• [WHAT TO PRODUCE]
Reproduce word for word everything in the listing, from its very first line down through the line containing "impulse-response-line [612, 179, 1062, 262]", including that line.

——————

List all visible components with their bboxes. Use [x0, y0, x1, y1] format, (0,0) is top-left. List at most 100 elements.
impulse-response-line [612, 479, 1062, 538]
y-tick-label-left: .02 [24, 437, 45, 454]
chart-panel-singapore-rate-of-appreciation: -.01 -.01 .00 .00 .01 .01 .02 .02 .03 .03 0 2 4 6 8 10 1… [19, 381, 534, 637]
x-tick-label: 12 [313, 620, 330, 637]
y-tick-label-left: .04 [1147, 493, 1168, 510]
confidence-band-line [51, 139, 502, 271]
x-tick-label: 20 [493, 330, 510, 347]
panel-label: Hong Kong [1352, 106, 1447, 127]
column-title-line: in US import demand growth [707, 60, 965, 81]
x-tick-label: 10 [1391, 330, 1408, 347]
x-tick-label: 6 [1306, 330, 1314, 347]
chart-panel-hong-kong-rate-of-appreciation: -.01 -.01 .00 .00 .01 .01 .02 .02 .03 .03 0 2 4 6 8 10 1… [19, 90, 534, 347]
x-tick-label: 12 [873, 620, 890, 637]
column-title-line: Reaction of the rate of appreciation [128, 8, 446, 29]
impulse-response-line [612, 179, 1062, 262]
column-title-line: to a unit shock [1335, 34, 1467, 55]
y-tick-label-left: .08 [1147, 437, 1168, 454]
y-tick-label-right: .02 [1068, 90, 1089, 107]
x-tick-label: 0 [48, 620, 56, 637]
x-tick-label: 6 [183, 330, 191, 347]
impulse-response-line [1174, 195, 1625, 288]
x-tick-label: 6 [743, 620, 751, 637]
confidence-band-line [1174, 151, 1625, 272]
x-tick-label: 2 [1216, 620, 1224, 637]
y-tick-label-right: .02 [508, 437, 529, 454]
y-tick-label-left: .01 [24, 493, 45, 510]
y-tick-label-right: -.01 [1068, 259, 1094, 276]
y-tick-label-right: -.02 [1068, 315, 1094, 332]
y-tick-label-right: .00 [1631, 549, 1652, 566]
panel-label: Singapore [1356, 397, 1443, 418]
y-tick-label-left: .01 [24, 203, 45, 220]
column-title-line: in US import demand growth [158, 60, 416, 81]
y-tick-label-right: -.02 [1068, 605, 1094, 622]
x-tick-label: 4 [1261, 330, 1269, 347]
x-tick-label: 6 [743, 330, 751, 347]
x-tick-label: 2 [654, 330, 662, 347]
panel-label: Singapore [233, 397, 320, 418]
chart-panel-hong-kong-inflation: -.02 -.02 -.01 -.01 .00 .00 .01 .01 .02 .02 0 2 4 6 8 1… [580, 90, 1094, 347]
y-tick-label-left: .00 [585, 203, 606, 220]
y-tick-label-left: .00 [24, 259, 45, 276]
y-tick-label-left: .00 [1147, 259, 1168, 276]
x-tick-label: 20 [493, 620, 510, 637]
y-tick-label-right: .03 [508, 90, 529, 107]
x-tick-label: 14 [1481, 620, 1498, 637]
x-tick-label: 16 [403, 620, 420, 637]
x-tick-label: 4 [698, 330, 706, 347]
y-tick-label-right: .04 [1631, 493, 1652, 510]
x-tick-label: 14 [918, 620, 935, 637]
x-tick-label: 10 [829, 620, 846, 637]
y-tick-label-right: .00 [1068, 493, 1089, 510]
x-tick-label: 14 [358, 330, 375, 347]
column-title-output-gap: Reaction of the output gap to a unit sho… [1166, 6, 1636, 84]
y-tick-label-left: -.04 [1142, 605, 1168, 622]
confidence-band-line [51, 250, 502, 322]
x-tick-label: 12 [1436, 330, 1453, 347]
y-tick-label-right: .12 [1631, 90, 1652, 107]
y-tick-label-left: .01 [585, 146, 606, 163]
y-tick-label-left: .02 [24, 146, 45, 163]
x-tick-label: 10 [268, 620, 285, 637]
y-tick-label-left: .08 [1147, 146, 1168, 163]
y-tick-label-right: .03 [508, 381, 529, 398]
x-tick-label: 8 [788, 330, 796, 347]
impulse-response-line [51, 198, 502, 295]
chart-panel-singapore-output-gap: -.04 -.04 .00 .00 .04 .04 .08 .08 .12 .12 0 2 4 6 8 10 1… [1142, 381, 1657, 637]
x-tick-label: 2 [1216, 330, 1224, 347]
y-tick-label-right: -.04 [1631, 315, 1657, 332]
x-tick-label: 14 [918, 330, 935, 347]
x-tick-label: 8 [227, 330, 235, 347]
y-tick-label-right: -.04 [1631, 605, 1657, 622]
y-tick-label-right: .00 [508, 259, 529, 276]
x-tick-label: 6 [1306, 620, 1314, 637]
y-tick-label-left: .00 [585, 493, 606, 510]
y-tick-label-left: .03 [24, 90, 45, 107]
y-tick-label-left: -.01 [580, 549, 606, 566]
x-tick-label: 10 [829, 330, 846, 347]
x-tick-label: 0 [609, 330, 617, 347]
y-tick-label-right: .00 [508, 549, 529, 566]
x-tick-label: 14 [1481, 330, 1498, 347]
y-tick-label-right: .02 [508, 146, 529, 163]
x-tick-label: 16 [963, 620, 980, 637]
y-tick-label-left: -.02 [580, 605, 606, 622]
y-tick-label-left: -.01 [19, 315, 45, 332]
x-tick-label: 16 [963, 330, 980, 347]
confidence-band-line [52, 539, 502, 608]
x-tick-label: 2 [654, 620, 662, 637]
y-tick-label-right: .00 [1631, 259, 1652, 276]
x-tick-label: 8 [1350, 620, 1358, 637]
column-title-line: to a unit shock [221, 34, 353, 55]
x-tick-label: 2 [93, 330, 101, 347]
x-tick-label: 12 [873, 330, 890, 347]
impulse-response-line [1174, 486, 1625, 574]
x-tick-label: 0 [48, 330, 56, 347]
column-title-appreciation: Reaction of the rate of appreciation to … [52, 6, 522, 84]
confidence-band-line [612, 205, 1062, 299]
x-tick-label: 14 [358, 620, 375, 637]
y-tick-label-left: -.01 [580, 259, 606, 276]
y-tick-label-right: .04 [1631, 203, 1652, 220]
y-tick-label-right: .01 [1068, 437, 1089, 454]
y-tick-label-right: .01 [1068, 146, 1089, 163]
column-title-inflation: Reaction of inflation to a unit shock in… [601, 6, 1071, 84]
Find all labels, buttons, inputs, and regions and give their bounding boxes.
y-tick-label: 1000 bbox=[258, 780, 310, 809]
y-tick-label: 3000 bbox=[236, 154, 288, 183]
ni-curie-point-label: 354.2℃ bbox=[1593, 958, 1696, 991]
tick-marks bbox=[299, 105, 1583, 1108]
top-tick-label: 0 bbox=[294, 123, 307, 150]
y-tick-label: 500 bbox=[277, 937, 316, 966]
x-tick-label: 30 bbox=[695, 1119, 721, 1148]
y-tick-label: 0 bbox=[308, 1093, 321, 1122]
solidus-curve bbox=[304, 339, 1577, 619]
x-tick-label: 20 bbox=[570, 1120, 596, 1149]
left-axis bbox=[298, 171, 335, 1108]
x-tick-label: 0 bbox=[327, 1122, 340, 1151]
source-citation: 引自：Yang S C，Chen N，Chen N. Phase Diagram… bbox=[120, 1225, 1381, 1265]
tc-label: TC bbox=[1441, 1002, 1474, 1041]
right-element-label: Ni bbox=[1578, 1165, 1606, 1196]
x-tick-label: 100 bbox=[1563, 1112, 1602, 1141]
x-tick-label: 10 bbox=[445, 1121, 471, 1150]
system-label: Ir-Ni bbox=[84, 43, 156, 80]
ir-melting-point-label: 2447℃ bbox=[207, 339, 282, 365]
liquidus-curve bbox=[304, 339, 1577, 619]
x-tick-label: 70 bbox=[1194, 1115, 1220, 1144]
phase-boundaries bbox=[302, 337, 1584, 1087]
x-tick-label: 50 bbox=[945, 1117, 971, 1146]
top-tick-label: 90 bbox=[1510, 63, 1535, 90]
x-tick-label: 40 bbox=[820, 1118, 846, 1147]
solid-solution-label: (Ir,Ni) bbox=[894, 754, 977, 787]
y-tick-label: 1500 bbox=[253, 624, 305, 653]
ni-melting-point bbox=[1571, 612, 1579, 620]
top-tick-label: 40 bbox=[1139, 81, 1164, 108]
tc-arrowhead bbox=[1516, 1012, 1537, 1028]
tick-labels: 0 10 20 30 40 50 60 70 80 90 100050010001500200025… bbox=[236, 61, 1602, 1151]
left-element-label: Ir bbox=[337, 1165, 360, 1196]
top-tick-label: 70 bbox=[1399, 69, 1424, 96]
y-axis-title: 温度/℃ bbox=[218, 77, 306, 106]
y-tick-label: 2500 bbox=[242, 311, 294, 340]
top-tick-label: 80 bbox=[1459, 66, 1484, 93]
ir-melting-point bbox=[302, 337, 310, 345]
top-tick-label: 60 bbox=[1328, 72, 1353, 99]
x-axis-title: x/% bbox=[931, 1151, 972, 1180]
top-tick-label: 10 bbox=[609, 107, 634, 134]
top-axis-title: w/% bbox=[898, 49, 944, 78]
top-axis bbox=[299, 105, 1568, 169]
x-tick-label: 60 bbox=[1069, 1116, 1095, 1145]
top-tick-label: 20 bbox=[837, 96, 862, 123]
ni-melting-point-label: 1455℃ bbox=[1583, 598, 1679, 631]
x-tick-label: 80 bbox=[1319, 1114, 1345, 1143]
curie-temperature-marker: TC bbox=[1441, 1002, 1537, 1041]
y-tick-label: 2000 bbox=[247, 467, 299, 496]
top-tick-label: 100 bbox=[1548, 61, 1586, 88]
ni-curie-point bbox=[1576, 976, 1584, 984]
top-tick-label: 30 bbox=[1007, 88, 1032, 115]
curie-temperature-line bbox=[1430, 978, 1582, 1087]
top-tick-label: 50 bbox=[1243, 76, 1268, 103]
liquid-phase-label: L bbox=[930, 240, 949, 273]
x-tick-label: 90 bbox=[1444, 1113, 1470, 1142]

——————

• [EXERCISE ANSWER]
List all visible components with their bboxes. Use [x0, y0, x1, y1] format, (0,0) is top-left. List at most 100 elements.
impulse-response-line [612, 479, 1062, 538]
y-tick-label-left: .02 [24, 437, 45, 454]
chart-panel-singapore-rate-of-appreciation: -.01 -.01 .00 .00 .01 .01 .02 .02 .03 .03 0 2 4 6 8 10 1… [19, 381, 534, 637]
x-tick-label: 12 [313, 620, 330, 637]
y-tick-label-left: .04 [1147, 493, 1168, 510]
confidence-band-line [51, 139, 502, 271]
x-tick-label: 20 [493, 330, 510, 347]
panel-label: Hong Kong [1352, 106, 1447, 127]
column-title-line: in US import demand growth [707, 60, 965, 81]
x-tick-label: 10 [1391, 330, 1408, 347]
x-tick-label: 6 [1306, 330, 1314, 347]
chart-panel-hong-kong-rate-of-appreciation: -.01 -.01 .00 .00 .01 .01 .02 .02 .03 .03 0 2 4 6 8 10 1… [19, 90, 534, 347]
x-tick-label: 12 [873, 620, 890, 637]
column-title-line: Reaction of the rate of appreciation [128, 8, 446, 29]
impulse-response-line [612, 179, 1062, 262]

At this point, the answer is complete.